-- Begin --

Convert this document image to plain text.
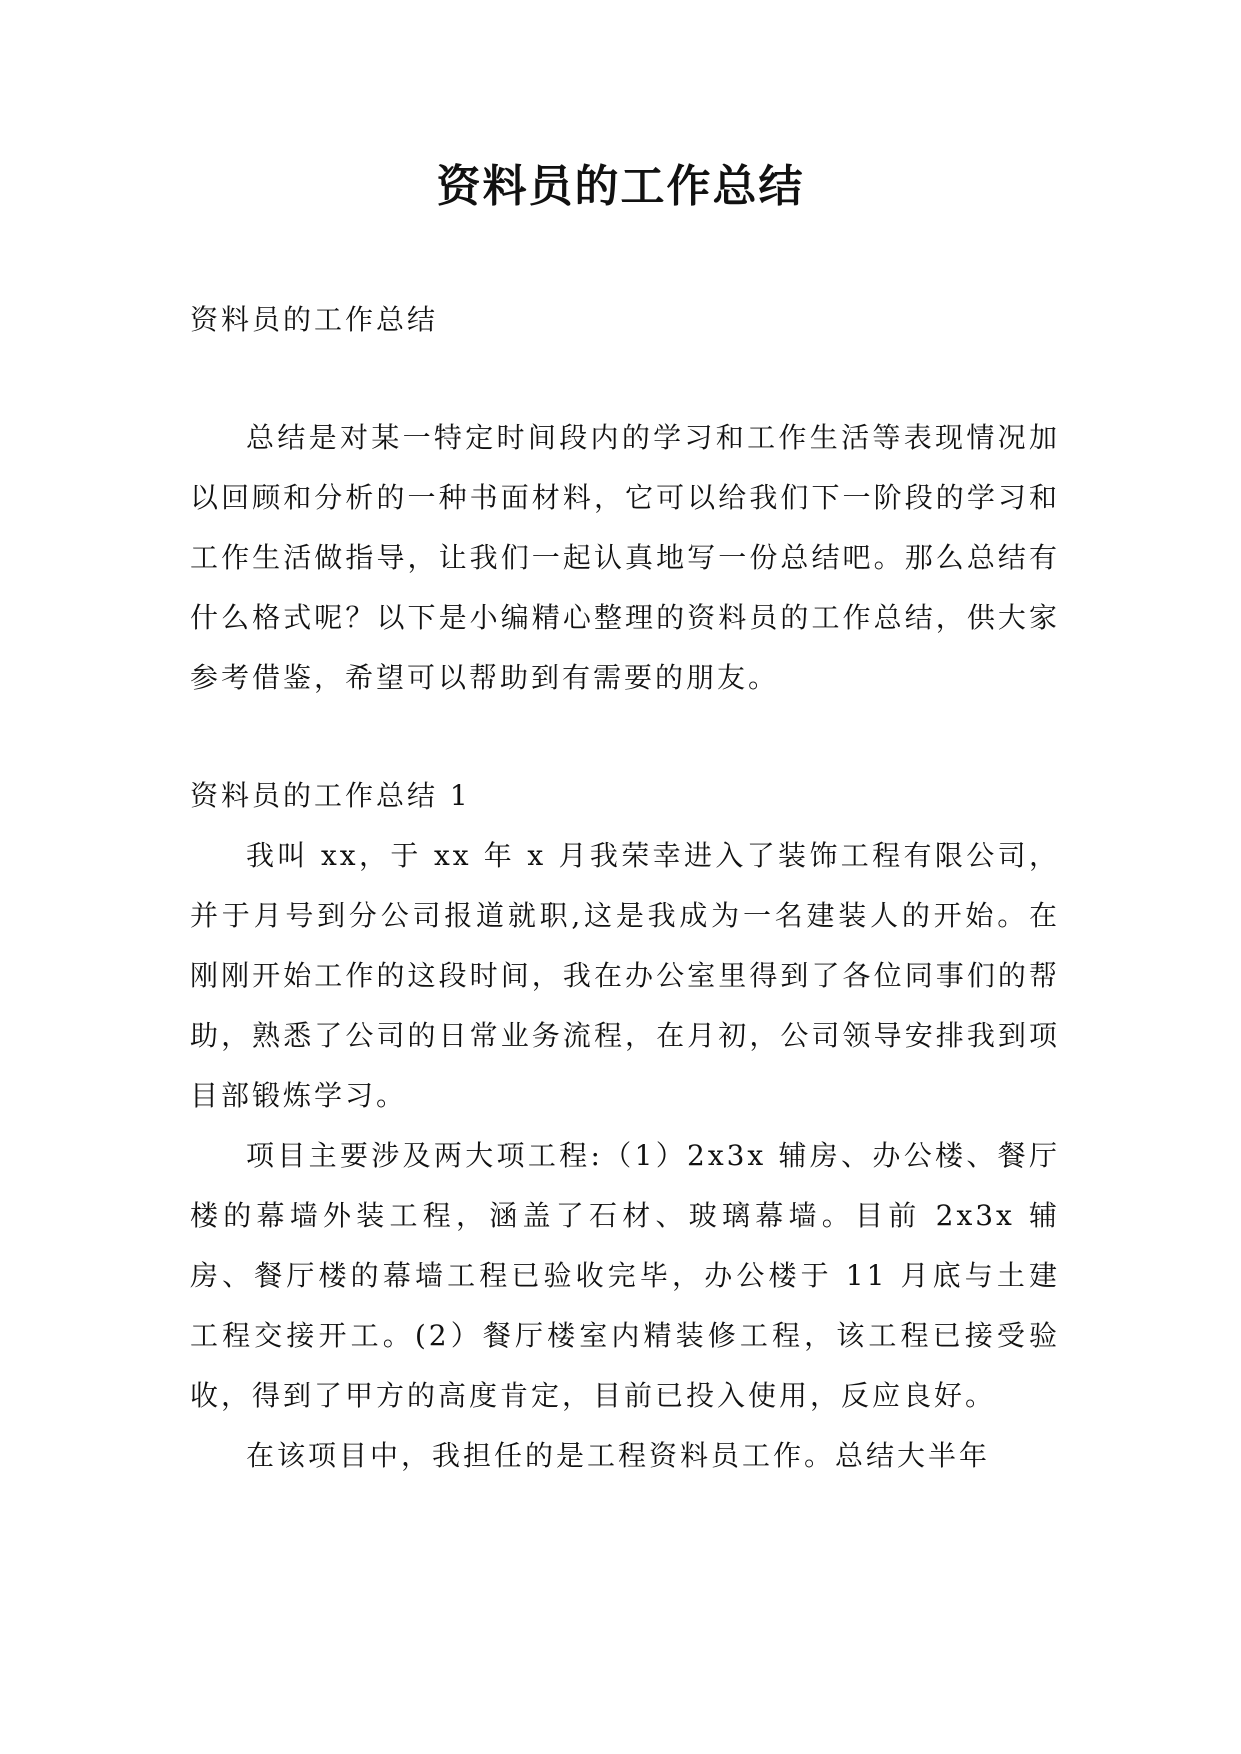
资料员的工作总结

资料员的工作总结

总结是对某一特定时间段内的学习和工作生活等表现情况加以回顾和分析的一种书面材料，它可以给我们下一阶段的学习和工作生活做指导，让我们一起认真地写一份总结吧。那么总结有什么格式呢？以下是小编精心整理的资料员的工作总结，供大家参考借鉴，希望可以帮助到有需要的朋友。

资料员的工作总结 1

我叫 xx，于 xx 年 x 月我荣幸进入了装饰工程有限公司，并于月号到分公司报道就职,这是我成为一名建装人的开始。在刚刚开始工作的这段时间，我在办公室里得到了各位同事们的帮助，熟悉了公司的日常业务流程，在月初，公司领导安排我到项目部锻炼学习。

项目主要涉及两大项工程:（1）2x3x 辅房、办公楼、餐厅楼的幕墙外装工程，涵盖了石材、玻璃幕墙。目前 2x3x 辅房、餐厅楼的幕墙工程已验收完毕，办公楼于 11 月底与土建工程交接开工。(2）餐厅楼室内精装修工程，该工程已接受验收，得到了甲方的高度肯定，目前已投入使用，反应良好。

在该项目中，我担任的是工程资料员工作。总结大半年
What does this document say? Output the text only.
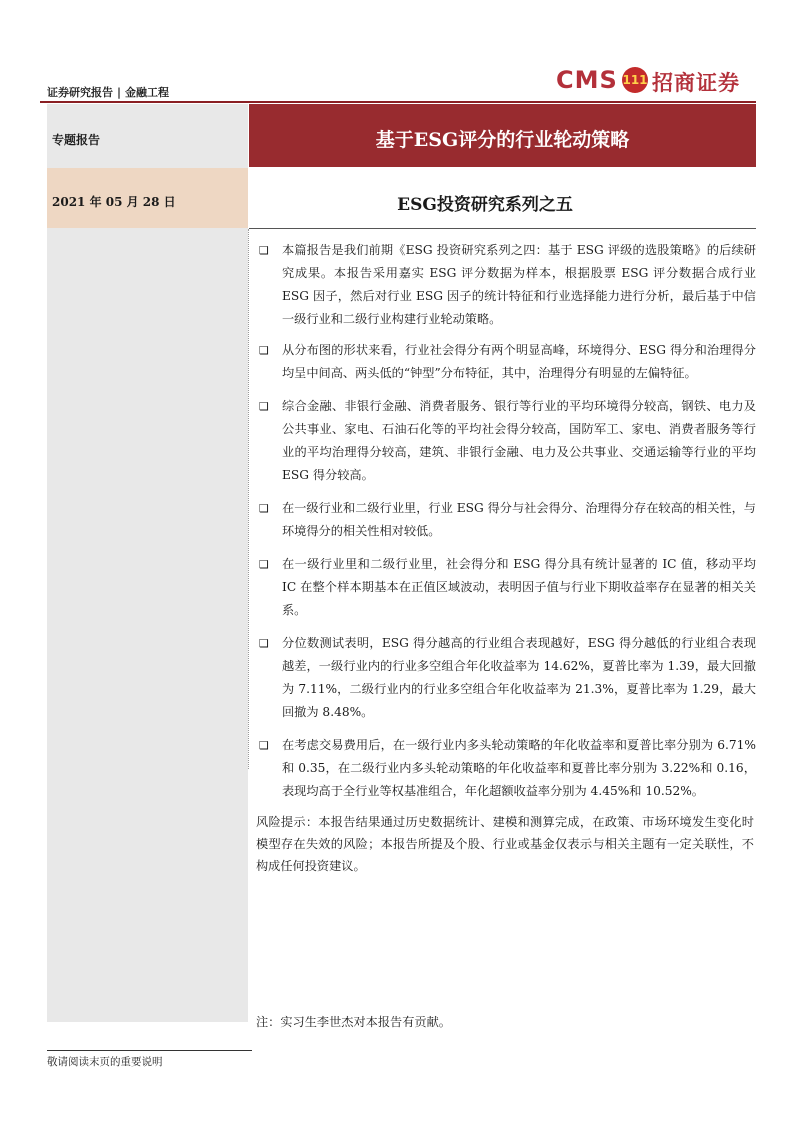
证券研究报告 | 金融工程	CMS 111 招商证券
专题报告
2021 年 05 月 28 日
基于ESG评分的行业轮动策略
ESG投资研究系列之五
❑ 本篇报告是我们前期《ESG 投资研究系列之四：基于 ESG 评级的选股策略》的后续研究成果。本报告采用嘉实 ESG 评分数据为样本，根据股票 ESG 评分数据合成行业 ESG 因子，然后对行业 ESG 因子的统计特征和行业选择能力进行分析，最后基于中信一级行业和二级行业构建行业轮动策略。
❑ 从分布图的形状来看，行业社会得分有两个明显高峰，环境得分、ESG 得分和治理得分均呈中间高、两头低的“钟型”分布特征，其中，治理得分有明显的左偏特征。
❑ 综合金融、非银行金融、消费者服务、银行等行业的平均环境得分较高，钢铁、电力及公共事业、家电、石油石化等的平均社会得分较高，国防军工、家电、消费者服务等行业的平均治理得分较高，建筑、非银行金融、电力及公共事业、交通运输等行业的平均 ESG 得分较高。
❑ 在一级行业和二级行业里，行业 ESG 得分与社会得分、治理得分存在较高的相关性，与环境得分的相关性相对较低。
❑ 在一级行业里和二级行业里，社会得分和 ESG 得分具有统计显著的 IC 值，移动平均 IC 在整个样本期基本在正值区域波动，表明因子值与行业下期收益率存在显著的相关关系。
❑ 分位数测试表明，ESG 得分越高的行业组合表现越好，ESG 得分越低的行业组合表现越差，一级行业内的行业多空组合年化收益率为 14.62%，夏普比率为 1.39，最大回撤为 7.11%，二级行业内的行业多空组合年化收益率为 21.3%，夏普比率为 1.29，最大回撤为 8.48%。
❑ 在考虑交易费用后，在一级行业内多头轮动策略的年化收益率和夏普比率分别为 6.71%和 0.35，在二级行业内多头轮动策略的年化收益率和夏普比率分别为 3.22%和 0.16，表现均高于全行业等权基准组合，年化超额收益率分别为 4.45%和 10.52%。
风险提示：本报告结果通过历史数据统计、建模和测算完成，在政策、市场环境发生变化时模型存在失效的风险；本报告所提及个股、行业或基金仅表示与相关主题有一定关联性，不构成任何投资建议。
注：实习生李世杰对本报告有贡献。
敬请阅读末页的重要说明
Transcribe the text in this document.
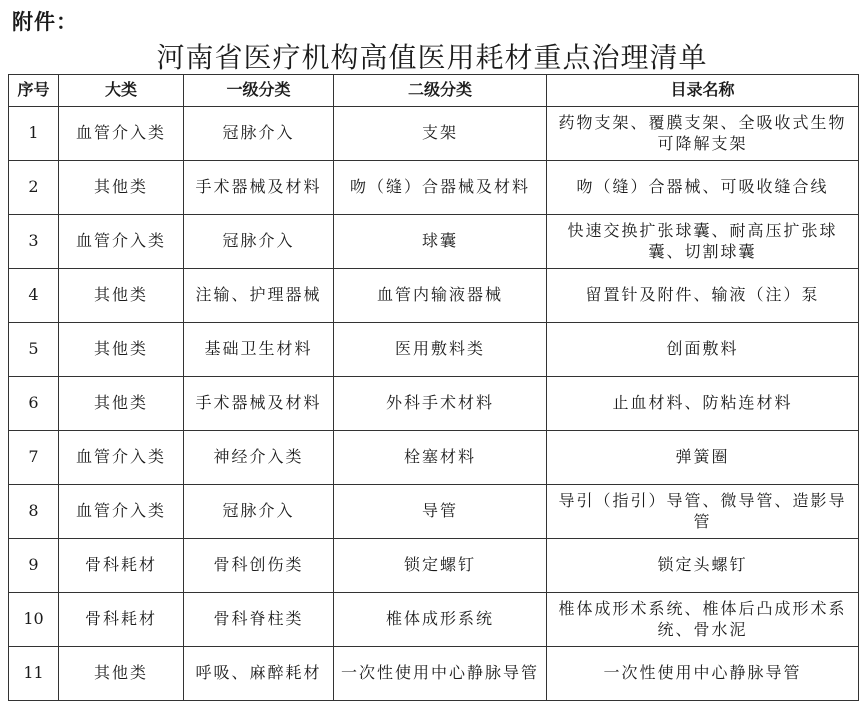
附件：
河南省医疗机构高值医用耗材重点治理清单
序号	大类	一级分类	二级分类	目录名称
1	血管介入类	冠脉介入	支架	药物支架、覆膜支架、全吸收式生物可降解支架
2	其他类	手术器械及材料	吻（缝）合器械及材料	吻（缝）合器械、可吸收缝合线
3	血管介入类	冠脉介入	球囊	快速交换扩张球囊、耐高压扩张球囊、切割球囊
4	其他类	注输、护理器械	血管内输液器械	留置针及附件、输液（注）泵
5	其他类	基础卫生材料	医用敷料类	创面敷料
6	其他类	手术器械及材料	外科手术材料	止血材料、防粘连材料
7	血管介入类	神经介入类	栓塞材料	弹簧圈
8	血管介入类	冠脉介入	导管	导引（指引）导管、微导管、造影导管
9	骨科耗材	骨科创伤类	锁定螺钉	锁定头螺钉
10	骨科耗材	骨科脊柱类	椎体成形系统	椎体成形术系统、椎体后凸成形术系统、骨水泥
11	其他类	呼吸、麻醉耗材	一次性使用中心静脉导管	一次性使用中心静脉导管
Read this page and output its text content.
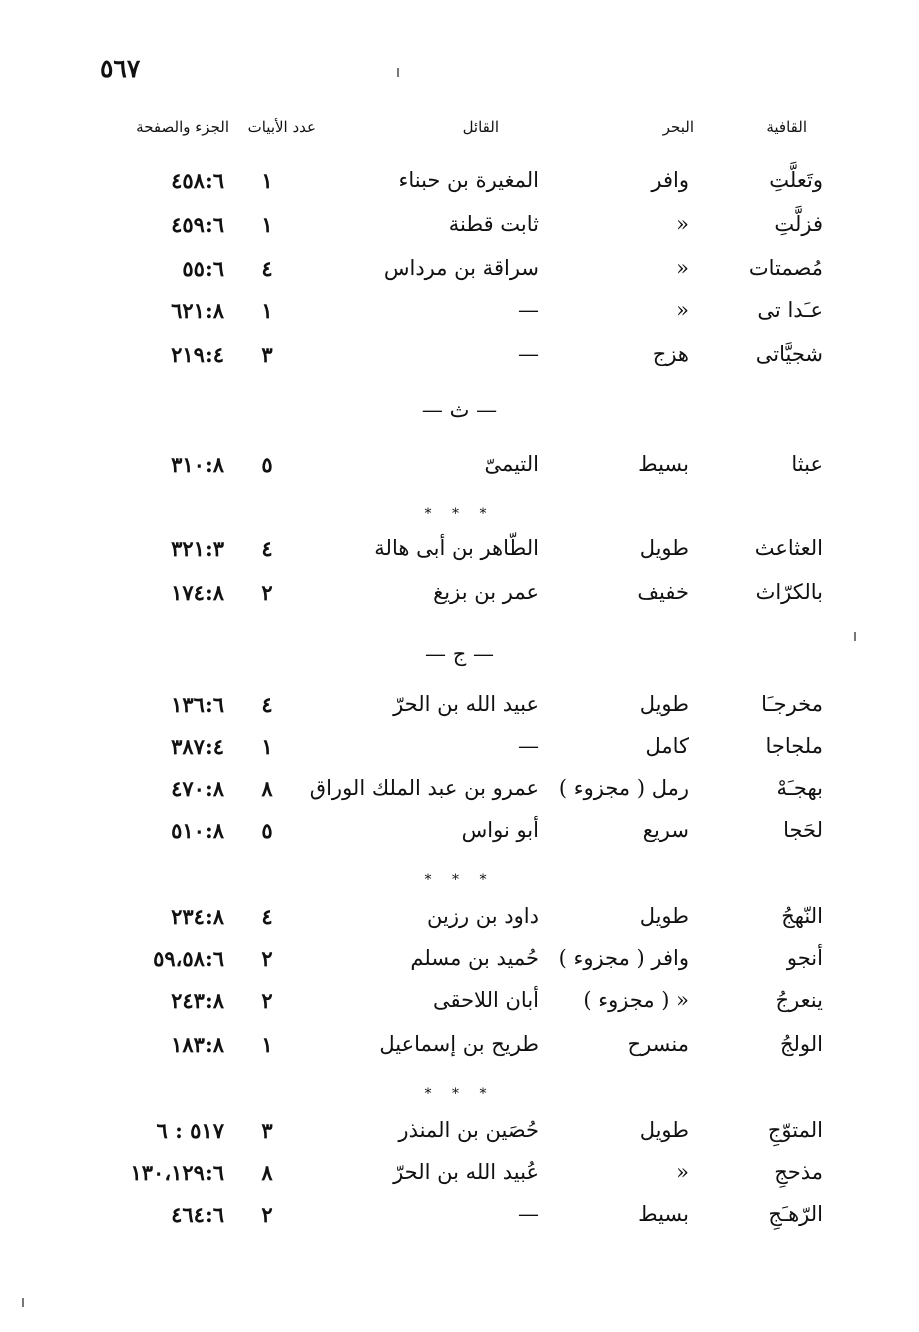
٥٦٧
القافية
البحر
القائل
عدد الأبيات
الجزء والصفحة
وتَعلَّتِ
وافر
المغيرة بن حبناء
١
٤٥٨:٦
فزلَّتِ
«
ثابت قطنة
١
٤٥٩:٦
مُصمتات
«
سراقة بن مرداس
٤
٥٥:٦
عـَدا تى
«
—
١
٦٢١:٨
شجيَّاتى
هزج
—
٣
٢١٩:٤
— ث —
عبثا
بسيط
التيمىّ
٥
٣١٠:٨
* * *
العثاعث
طويل
الطّاهر بن أبى هالة
٤
٣٢١:٣
بالكرّاث
خفيف
عمر بن بزيغ
٢
١٧٤:٨
— ج —
مخرجـَا
طويل
عبيد الله بن الحرّ
٤
١٣٦:٦
ملجاجا
كامل
—
١
٣٨٧:٤
بهجـَهْ
رمل ( مجزوء )
عمرو بن عبد الملك الوراق
٨
٤٧٠:٨
لحَجا
سريع
أبو نواس
٥
٥١٠:٨
* * *
النّهجُ
طويل
داود بن رزين
٤
٢٣٤:٨
أنجو
وافر ( مجزوء )
حُميد بن مسلم
٢
٥٩،٥٨:٦
ينعرجُ
« ( مجزوء )
أبان اللاحقى
٢
٢٤٣:٨
الولجُ
منسرح
طريح بن إسماعيل
١
١٨٣:٨
* * *
المتوّجِ
طويل
حُصَين بن المنذر
٣
٥١٧ : ٦
مذحجِ
«
عُبيد الله بن الحرّ
٨
١٣٠،١٢٩:٦
الرّهـَجِ
بسيط
—
٢
٤٦٤:٦
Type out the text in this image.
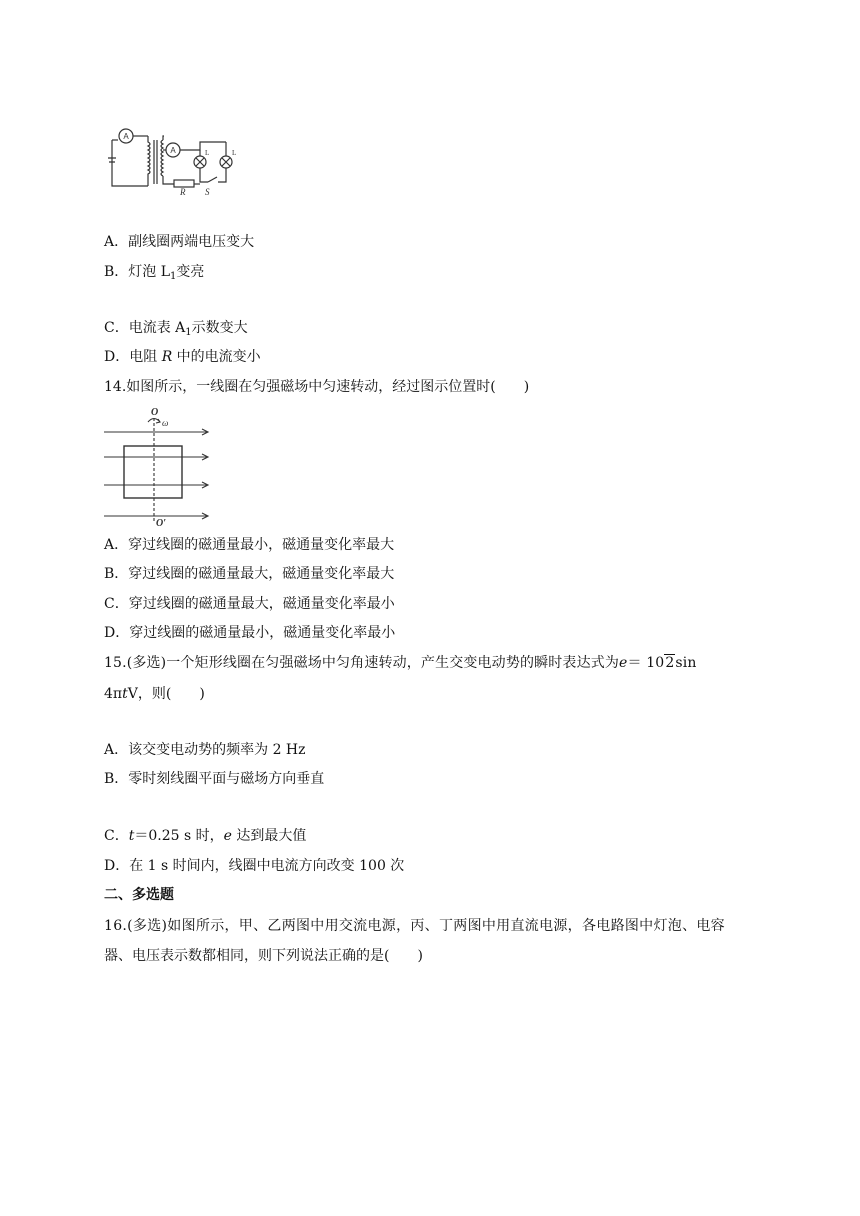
A
A
R S
L	L
A．副线圈两端电压变大
B．灯泡 $L_1$变亮
C．电流表 $A_1$示数变大
D．电阻 R 中的电流变小
14.如图所示，一线圈在匀强磁场中匀速转动，经过图示位置时(　　)
O
ω
O′
A．穿过线圈的磁通量最小，磁通量变化率最大
B．穿过线圈的磁通量最大，磁通量变化率最大
C．穿过线圈的磁通量最大，磁通量变化率最小
D．穿过线圈的磁通量最小，磁通量变化率最小
15.(多选)一个矩形线圈在匀强磁场中匀角速转动，产生交变电动势的瞬时表达式为e＝ 102sin
4πtV，则(　　)
A．该交变电动势的频率为 2 Hz
B．零时刻线圈平面与磁场方向垂直
C．t＝0.25 s 时，e 达到最大值
D．在 1 s 时间内，线圈中电流方向改变 100 次
二、多选题
16.(多选)如图所示，甲、乙两图中用交流电源，丙、丁两图中用直流电源，各电路图中灯泡、电容
器、电压表示数都相同，则下列说法正确的是(　　)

-- End --

WHAT IS EXPECTED: Skip all pictures. Write out only the lines from the one containing "Read this page and output its text content." to the end of the listing above, inclusive, exactly as given.

WRITTEN ANSWER:
Read this page and output its text content.
٥٦٧
القافية
البحر
القائل
عدد الأبيات
الجزء والصفحة
وتَعلَّتِ
وافر
المغيرة بن حبناء
١
٤٥٨:٦
فزلَّتِ
«
ثابت قطنة
١
٤٥٩:٦
مُصمتات
«
سراقة بن مرداس
٤
٥٥:٦
عـَدا تى
«
—
١
٦٢١:٨
شجيَّاتى
هزج
—
٣
٢١٩:٤
— ث —
عبثا
بسيط
التيمىّ
٥
٣١٠:٨
* * *
العثاعث
طويل
الطّاهر بن أبى هالة
٤
٣٢١:٣
بالكرّاث
خفيف
عمر بن بزيغ
٢
١٧٤:٨
— ج —
مخرجـَا
طويل
عبيد الله بن الحرّ
٤
١٣٦:٦
ملجاجا
كامل
—
١
٣٨٧:٤
بهجـَهْ
رمل ( مجزوء )
عمرو بن عبد الملك الوراق
٨
٤٧٠:٨
لحَجا
سريع
أبو نواس
٥
٥١٠:٨
* * *
النّهجُ
طويل
داود بن رزين
٤
٢٣٤:٨
أنجو
وافر ( مجزوء )
حُميد بن مسلم
٢
٥٩،٥٨:٦
ينعرجُ
« ( مجزوء )
أبان اللاحقى
٢
٢٤٣:٨
الولجُ
منسرح
طريح بن إسماعيل
١
١٨٣:٨
* * *
المتوّجِ
طويل
حُصَين بن المنذر
٣
٥١٧ : ٦
مذحجِ
«
عُبيد الله بن الحرّ
٨
١٣٠،١٢٩:٦
الرّهـَجِ
بسيط
—
٢
٤٦٤:٦
Type out the text in this image.
A
A
R S
L	L
A．副线圈两端电压变大
B．灯泡 $L_1$变亮
C．电流表 $A_1$示数变大
D．电阻 R 中的电流变小
14.如图所示，一线圈在匀强磁场中匀速转动，经过图示位置时(　　)
O
ω
O′
A．穿过线圈的磁通量最小，磁通量变化率最大
B．穿过线圈的磁通量最大，磁通量变化率最大
C．穿过线圈的磁通量最大，磁通量变化率最小
D．穿过线圈的磁通量最小，磁通量变化率最小
15.(多选)一个矩形线圈在匀强磁场中匀角速转动，产生交变电动势的瞬时表达式为e＝ 102sin
4πtV，则(　　)
A．该交变电动势的频率为 2 Hz
B．零时刻线圈平面与磁场方向垂直
C．t＝0.25 s 时，e 达到最大值
D．在 1 s 时间内，线圈中电流方向改变 100 次
二、多选题
16.(多选)如图所示，甲、乙两图中用交流电源，丙、丁两图中用直流电源，各电路图中灯泡、电容
器、电压表示数都相同，则下列说法正确的是(　　)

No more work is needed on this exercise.